>> Start DATA PROVIDED

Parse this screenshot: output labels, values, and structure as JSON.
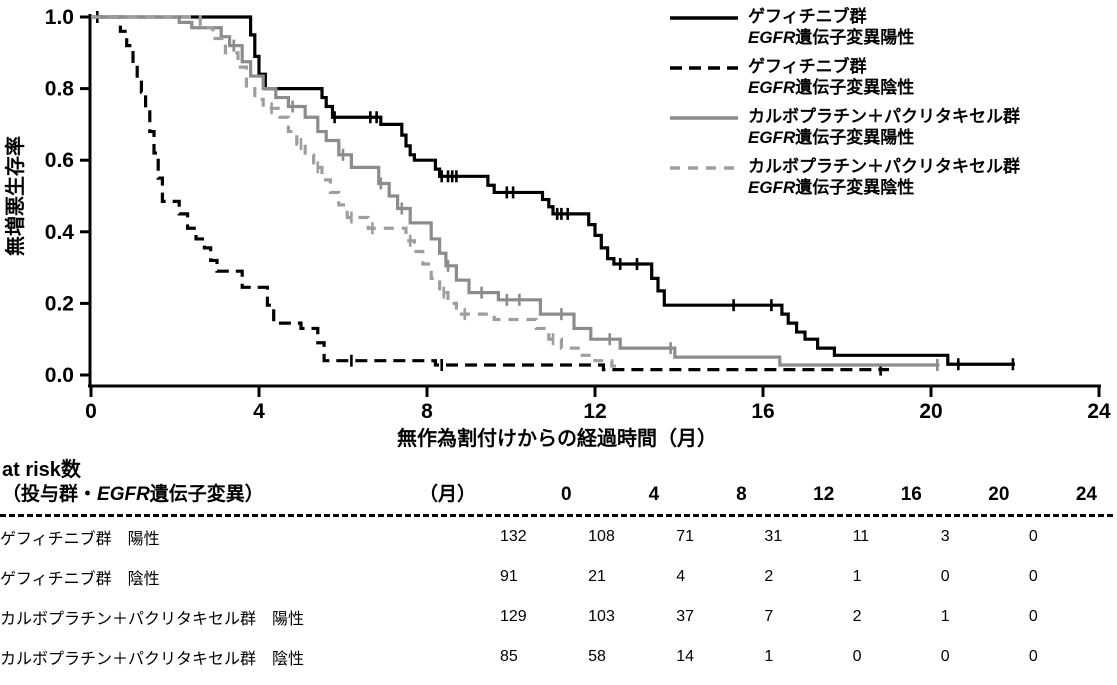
{
  "figure": {
    "at_risk_title": "at risk数",
    "at_risk_header_prefix": "（投与群・",
    "at_risk_header_italic": "EGFR",
    "at_risk_header_suffix": "遺伝子変異）",
    "month_header": "（月）"
  },
  "chart_data": {
    "type": "line",
    "subtype": "kaplan-meier-step",
    "title": "",
    "xlabel": "無作為割付けからの経過時間（月）",
    "ylabel": "無増悪生存率",
    "xlim": [
      0,
      24
    ],
    "ylim": [
      0.0,
      1.0
    ],
    "x_ticks": [
      "0",
      "4",
      "8",
      "12",
      "16",
      "20",
      "24"
    ],
    "x_tick_values": [
      0,
      4,
      8,
      12,
      16,
      20,
      24
    ],
    "y_ticks": [
      "1.0",
      "0.8",
      "0.6",
      "0.4",
      "0.2",
      "0.0"
    ],
    "y_tick_values": [
      1.0,
      0.8,
      0.6,
      0.4,
      0.2,
      0.0
    ],
    "grid": false,
    "legend_position": "upper right",
    "colors": {
      "black": "#000000",
      "gray_solid": "#8c8c8c",
      "gray_dashed": "#9e9e9e"
    },
    "series": [
      {
        "name": "ゲフィチニブ群 EGFR遺伝子変異陽性",
        "legend_line1": "ゲフィチニブ群",
        "legend_italic": "EGFR",
        "legend_line2": "遺伝子変異陽性",
        "color": "#000000",
        "line_style": "solid",
        "points": [
          [
            0,
            1.0
          ],
          [
            3.8,
            0.95
          ],
          [
            3.9,
            0.89
          ],
          [
            4.0,
            0.84
          ],
          [
            4.15,
            0.8
          ],
          [
            5.5,
            0.775
          ],
          [
            5.6,
            0.75
          ],
          [
            5.75,
            0.72
          ],
          [
            6.9,
            0.7
          ],
          [
            7.4,
            0.67
          ],
          [
            7.5,
            0.64
          ],
          [
            7.6,
            0.615
          ],
          [
            7.7,
            0.6
          ],
          [
            8.2,
            0.575
          ],
          [
            8.3,
            0.555
          ],
          [
            9.45,
            0.53
          ],
          [
            9.6,
            0.51
          ],
          [
            10.75,
            0.49
          ],
          [
            10.9,
            0.47
          ],
          [
            11.0,
            0.45
          ],
          [
            11.85,
            0.42
          ],
          [
            12.0,
            0.39
          ],
          [
            12.15,
            0.355
          ],
          [
            12.3,
            0.325
          ],
          [
            12.45,
            0.31
          ],
          [
            13.35,
            0.27
          ],
          [
            13.5,
            0.235
          ],
          [
            13.65,
            0.195
          ],
          [
            16.45,
            0.17
          ],
          [
            16.6,
            0.145
          ],
          [
            16.8,
            0.12
          ],
          [
            17.0,
            0.1
          ],
          [
            17.3,
            0.075
          ],
          [
            17.7,
            0.055
          ],
          [
            20.4,
            0.03
          ],
          [
            22.0,
            0.03
          ]
        ],
        "censors": [
          [
            0.15,
            1.0
          ],
          [
            5.8,
            0.72
          ],
          [
            6.65,
            0.72
          ],
          [
            6.8,
            0.72
          ],
          [
            8.35,
            0.555
          ],
          [
            8.5,
            0.555
          ],
          [
            8.6,
            0.555
          ],
          [
            8.7,
            0.555
          ],
          [
            9.9,
            0.51
          ],
          [
            10.05,
            0.51
          ],
          [
            11.1,
            0.45
          ],
          [
            11.2,
            0.45
          ],
          [
            11.35,
            0.45
          ],
          [
            12.6,
            0.31
          ],
          [
            13.0,
            0.31
          ],
          [
            15.3,
            0.195
          ],
          [
            16.2,
            0.195
          ],
          [
            20.65,
            0.03
          ],
          [
            21.95,
            0.03
          ]
        ]
      },
      {
        "name": "ゲフィチニブ群 EGFR遺伝子変異陰性",
        "legend_line1": "ゲフィチニブ群",
        "legend_italic": "EGFR",
        "legend_line2": "遺伝子変異陰性",
        "color": "#000000",
        "line_style": "dashed",
        "points": [
          [
            0,
            1.0
          ],
          [
            0.7,
            0.96
          ],
          [
            0.85,
            0.92
          ],
          [
            1.0,
            0.87
          ],
          [
            1.1,
            0.83
          ],
          [
            1.2,
            0.79
          ],
          [
            1.3,
            0.74
          ],
          [
            1.4,
            0.68
          ],
          [
            1.5,
            0.62
          ],
          [
            1.6,
            0.55
          ],
          [
            1.7,
            0.485
          ],
          [
            2.1,
            0.45
          ],
          [
            2.3,
            0.41
          ],
          [
            2.5,
            0.38
          ],
          [
            2.7,
            0.355
          ],
          [
            2.85,
            0.32
          ],
          [
            3.0,
            0.29
          ],
          [
            3.6,
            0.245
          ],
          [
            4.2,
            0.195
          ],
          [
            4.35,
            0.145
          ],
          [
            5.0,
            0.13
          ],
          [
            5.4,
            0.09
          ],
          [
            5.55,
            0.04
          ],
          [
            8.2,
            0.028
          ],
          [
            12.2,
            0.015
          ],
          [
            19.0,
            0.015
          ]
        ],
        "censors": [
          [
            6.2,
            0.04
          ],
          [
            8.35,
            0.028
          ],
          [
            18.8,
            0.015
          ]
        ]
      },
      {
        "name": "カルボプラチン＋パクリタキセル群 EGFR遺伝子変異陽性",
        "legend_line1": "カルボプラチン＋パクリタキセル群",
        "legend_italic": "EGFR",
        "legend_line2": "遺伝子変異陽性",
        "color": "#8c8c8c",
        "line_style": "solid",
        "points": [
          [
            0,
            1.0
          ],
          [
            2.1,
            0.985
          ],
          [
            2.4,
            0.97
          ],
          [
            3.1,
            0.945
          ],
          [
            3.3,
            0.92
          ],
          [
            3.6,
            0.875
          ],
          [
            3.8,
            0.835
          ],
          [
            4.1,
            0.8
          ],
          [
            4.4,
            0.775
          ],
          [
            4.7,
            0.75
          ],
          [
            5.1,
            0.72
          ],
          [
            5.4,
            0.68
          ],
          [
            5.6,
            0.655
          ],
          [
            5.9,
            0.615
          ],
          [
            6.2,
            0.58
          ],
          [
            6.85,
            0.535
          ],
          [
            7.1,
            0.5
          ],
          [
            7.3,
            0.465
          ],
          [
            7.6,
            0.425
          ],
          [
            8.1,
            0.38
          ],
          [
            8.3,
            0.34
          ],
          [
            8.45,
            0.305
          ],
          [
            8.7,
            0.265
          ],
          [
            9.0,
            0.23
          ],
          [
            9.7,
            0.21
          ],
          [
            10.7,
            0.17
          ],
          [
            11.5,
            0.13
          ],
          [
            11.9,
            0.1
          ],
          [
            12.6,
            0.075
          ],
          [
            13.9,
            0.05
          ],
          [
            16.4,
            0.028
          ],
          [
            20.2,
            0.028
          ]
        ],
        "censors": [
          [
            3.4,
            0.92
          ],
          [
            4.8,
            0.75
          ],
          [
            6.0,
            0.615
          ],
          [
            6.9,
            0.535
          ],
          [
            7.4,
            0.465
          ],
          [
            8.5,
            0.305
          ],
          [
            9.3,
            0.23
          ],
          [
            9.9,
            0.21
          ],
          [
            10.2,
            0.21
          ],
          [
            11.2,
            0.17
          ],
          [
            12.35,
            0.1
          ],
          [
            13.8,
            0.075
          ],
          [
            20.15,
            0.028
          ]
        ]
      },
      {
        "name": "カルボプラチン＋パクリタキセル群 EGFR遺伝子変異陰性",
        "legend_line1": "カルボプラチン＋パクリタキセル群",
        "legend_italic": "EGFR",
        "legend_line2": "遺伝子変異陰性",
        "color": "#9e9e9e",
        "line_style": "dashed",
        "points": [
          [
            0,
            1.0
          ],
          [
            2.6,
            0.97
          ],
          [
            2.9,
            0.94
          ],
          [
            3.2,
            0.9
          ],
          [
            3.5,
            0.86
          ],
          [
            3.7,
            0.8
          ],
          [
            3.9,
            0.77
          ],
          [
            4.1,
            0.745
          ],
          [
            4.5,
            0.72
          ],
          [
            4.7,
            0.68
          ],
          [
            4.9,
            0.645
          ],
          [
            5.1,
            0.615
          ],
          [
            5.3,
            0.58
          ],
          [
            5.5,
            0.545
          ],
          [
            5.7,
            0.51
          ],
          [
            5.9,
            0.475
          ],
          [
            6.1,
            0.44
          ],
          [
            6.6,
            0.41
          ],
          [
            7.5,
            0.375
          ],
          [
            7.7,
            0.345
          ],
          [
            7.9,
            0.31
          ],
          [
            8.1,
            0.27
          ],
          [
            8.3,
            0.23
          ],
          [
            8.5,
            0.2
          ],
          [
            8.7,
            0.17
          ],
          [
            9.6,
            0.155
          ],
          [
            10.6,
            0.13
          ],
          [
            10.9,
            0.1
          ],
          [
            11.2,
            0.075
          ],
          [
            11.6,
            0.055
          ],
          [
            12.0,
            0.04
          ],
          [
            12.4,
            0.025
          ],
          [
            12.6,
            0.025
          ]
        ],
        "censors": [
          [
            4.3,
            0.745
          ],
          [
            5.0,
            0.645
          ],
          [
            5.4,
            0.58
          ],
          [
            6.2,
            0.44
          ],
          [
            6.7,
            0.41
          ],
          [
            7.6,
            0.375
          ],
          [
            8.4,
            0.23
          ],
          [
            8.9,
            0.17
          ],
          [
            11.0,
            0.1
          ]
        ]
      }
    ],
    "at_risk": {
      "months": [
        "0",
        "4",
        "8",
        "12",
        "16",
        "20",
        "24"
      ],
      "rows": [
        {
          "label": "ゲフィチニブ群　陽性",
          "counts": [
            "132",
            "108",
            "71",
            "31",
            "11",
            "3",
            "0"
          ]
        },
        {
          "label": "ゲフィチニブ群　陰性",
          "counts": [
            "91",
            "21",
            "4",
            "2",
            "1",
            "0",
            "0"
          ]
        },
        {
          "label": "カルボプラチン＋パクリタキセル群　陽性",
          "counts": [
            "129",
            "103",
            "37",
            "7",
            "2",
            "1",
            "0"
          ]
        },
        {
          "label": "カルボプラチン＋パクリタキセル群　陰性",
          "counts": [
            "85",
            "58",
            "14",
            "1",
            "0",
            "0",
            "0"
          ]
        }
      ]
    }
  }
}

>> End DATA PROVIDED

• GIVEN EXERCISE:
Copy out each line of the data where the string "EGFR遺伝子変異陰性" appears.

• RESPONSE TO THIS TASK:
        "name": "ゲフィチニブ群 EGFR遺伝子変異陰性",
        "name": "カルボプラチン＋パクリタキセル群 EGFR遺伝子変異陰性",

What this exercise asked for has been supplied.